(Records from a data source)
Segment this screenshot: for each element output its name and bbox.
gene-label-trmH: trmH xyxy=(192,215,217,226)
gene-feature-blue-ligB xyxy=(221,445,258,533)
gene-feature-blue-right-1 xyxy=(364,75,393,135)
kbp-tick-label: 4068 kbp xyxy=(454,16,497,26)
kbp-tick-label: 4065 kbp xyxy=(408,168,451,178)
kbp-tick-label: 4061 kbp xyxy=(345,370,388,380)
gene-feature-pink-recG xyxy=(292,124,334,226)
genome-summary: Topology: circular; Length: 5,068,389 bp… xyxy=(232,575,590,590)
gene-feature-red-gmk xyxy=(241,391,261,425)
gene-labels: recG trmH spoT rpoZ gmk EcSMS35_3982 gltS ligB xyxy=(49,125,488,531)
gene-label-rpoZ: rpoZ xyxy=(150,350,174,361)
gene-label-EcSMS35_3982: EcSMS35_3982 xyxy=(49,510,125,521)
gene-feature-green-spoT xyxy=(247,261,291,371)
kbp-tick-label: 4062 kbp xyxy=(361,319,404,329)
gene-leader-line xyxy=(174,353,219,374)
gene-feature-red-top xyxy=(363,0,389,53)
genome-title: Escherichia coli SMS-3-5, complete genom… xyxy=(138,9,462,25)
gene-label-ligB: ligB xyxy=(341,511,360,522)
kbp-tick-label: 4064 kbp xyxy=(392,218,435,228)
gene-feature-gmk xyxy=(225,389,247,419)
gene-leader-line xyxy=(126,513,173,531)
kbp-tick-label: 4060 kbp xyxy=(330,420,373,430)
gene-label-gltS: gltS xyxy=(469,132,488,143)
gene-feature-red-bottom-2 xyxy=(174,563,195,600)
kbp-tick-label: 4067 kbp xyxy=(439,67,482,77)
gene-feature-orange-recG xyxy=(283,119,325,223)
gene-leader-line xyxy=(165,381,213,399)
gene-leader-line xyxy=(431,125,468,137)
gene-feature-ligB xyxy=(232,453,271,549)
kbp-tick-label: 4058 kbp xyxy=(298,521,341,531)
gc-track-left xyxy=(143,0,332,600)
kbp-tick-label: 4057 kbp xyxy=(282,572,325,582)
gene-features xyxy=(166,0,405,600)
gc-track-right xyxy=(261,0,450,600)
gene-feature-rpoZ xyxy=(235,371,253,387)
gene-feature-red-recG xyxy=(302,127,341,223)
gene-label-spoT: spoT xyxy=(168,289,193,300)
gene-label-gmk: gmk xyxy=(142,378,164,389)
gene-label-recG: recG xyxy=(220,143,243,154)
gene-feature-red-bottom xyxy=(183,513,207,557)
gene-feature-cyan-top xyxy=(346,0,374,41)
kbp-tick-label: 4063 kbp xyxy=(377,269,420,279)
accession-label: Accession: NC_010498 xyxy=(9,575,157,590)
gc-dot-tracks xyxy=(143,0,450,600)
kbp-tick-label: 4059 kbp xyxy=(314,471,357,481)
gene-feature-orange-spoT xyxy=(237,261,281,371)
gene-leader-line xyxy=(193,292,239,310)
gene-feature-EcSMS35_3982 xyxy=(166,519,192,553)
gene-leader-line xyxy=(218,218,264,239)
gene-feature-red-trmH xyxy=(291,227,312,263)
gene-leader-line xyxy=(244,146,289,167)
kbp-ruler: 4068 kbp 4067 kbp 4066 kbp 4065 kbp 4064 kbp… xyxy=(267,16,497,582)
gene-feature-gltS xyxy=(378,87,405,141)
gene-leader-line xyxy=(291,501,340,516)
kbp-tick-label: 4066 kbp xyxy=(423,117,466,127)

What is being asked →
Each line of the data is to be written out again exactly.

Response area →
Segment this screenshot: for each element output its name and bbox.
gene-label-trmH: trmH xyxy=(192,215,217,226)
gene-feature-blue-ligB xyxy=(221,445,258,533)
gene-feature-blue-right-1 xyxy=(364,75,393,135)
kbp-tick-label: 4068 kbp xyxy=(454,16,497,26)
kbp-tick-label: 4065 kbp xyxy=(408,168,451,178)
kbp-tick-label: 4061 kbp xyxy=(345,370,388,380)
gene-feature-pink-recG xyxy=(292,124,334,226)
genome-summary: Topology: circular; Length: 5,068,389 bp… xyxy=(232,575,590,590)
gene-feature-red-gmk xyxy=(241,391,261,425)
gene-labels: recG trmH spoT rpoZ gmk EcSMS35_3982 gltS ligB xyxy=(49,125,488,531)
gene-label-rpoZ: rpoZ xyxy=(150,350,174,361)
gene-label-EcSMS35_3982: EcSMS35_3982 xyxy=(49,510,125,521)
gene-feature-green-spoT xyxy=(247,261,291,371)
kbp-tick-label: 4062 kbp xyxy=(361,319,404,329)
gene-leader-line xyxy=(174,353,219,374)
gene-feature-red-top xyxy=(363,0,389,53)
genome-title: Escherichia coli SMS-3-5, complete genom… xyxy=(138,9,462,25)
gene-label-ligB: ligB xyxy=(341,511,360,522)
kbp-tick-label: 4064 kbp xyxy=(392,218,435,228)
gene-feature-gmk xyxy=(225,389,247,419)
gene-leader-line xyxy=(126,513,173,531)
kbp-tick-label: 4060 kbp xyxy=(330,420,373,430)
gene-label-gltS: gltS xyxy=(469,132,488,143)
gene-feature-red-bottom-2 xyxy=(174,563,195,600)
kbp-tick-label: 4067 kbp xyxy=(439,67,482,77)
gene-feature-orange-recG xyxy=(283,119,325,223)
gene-leader-line xyxy=(165,381,213,399)
gene-leader-line xyxy=(431,125,468,137)
gene-feature-ligB xyxy=(232,453,271,549)
kbp-tick-label: 4058 kbp xyxy=(298,521,341,531)
gc-track-left xyxy=(143,0,332,600)
kbp-tick-label: 4057 kbp xyxy=(282,572,325,582)
gene-features xyxy=(166,0,405,600)
gc-track-right xyxy=(261,0,450,600)
gene-feature-rpoZ xyxy=(235,371,253,387)
gene-feature-red-recG xyxy=(302,127,341,223)
gene-label-spoT: spoT xyxy=(168,289,193,300)
gene-label-gmk: gmk xyxy=(142,378,164,389)
gene-label-recG: recG xyxy=(220,143,243,154)
gene-feature-red-bottom xyxy=(183,513,207,557)
gene-feature-cyan-top xyxy=(346,0,374,41)
kbp-tick-label: 4063 kbp xyxy=(377,269,420,279)
accession-label: Accession: NC_010498 xyxy=(9,575,157,590)
gc-dot-tracks xyxy=(143,0,450,600)
kbp-tick-label: 4059 kbp xyxy=(314,471,357,481)
gene-feature-orange-spoT xyxy=(237,261,281,371)
gene-leader-line xyxy=(193,292,239,310)
gene-feature-EcSMS35_3982 xyxy=(166,519,192,553)
gene-leader-line xyxy=(218,218,264,239)
gene-feature-red-trmH xyxy=(291,227,312,263)
gene-leader-line xyxy=(244,146,289,167)
kbp-ruler: 4068 kbp 4067 kbp 4066 kbp 4065 kbp 4064 kbp… xyxy=(267,16,497,582)
gene-feature-gltS xyxy=(378,87,405,141)
gene-leader-line xyxy=(291,501,340,516)
kbp-tick-label: 4066 kbp xyxy=(423,117,466,127)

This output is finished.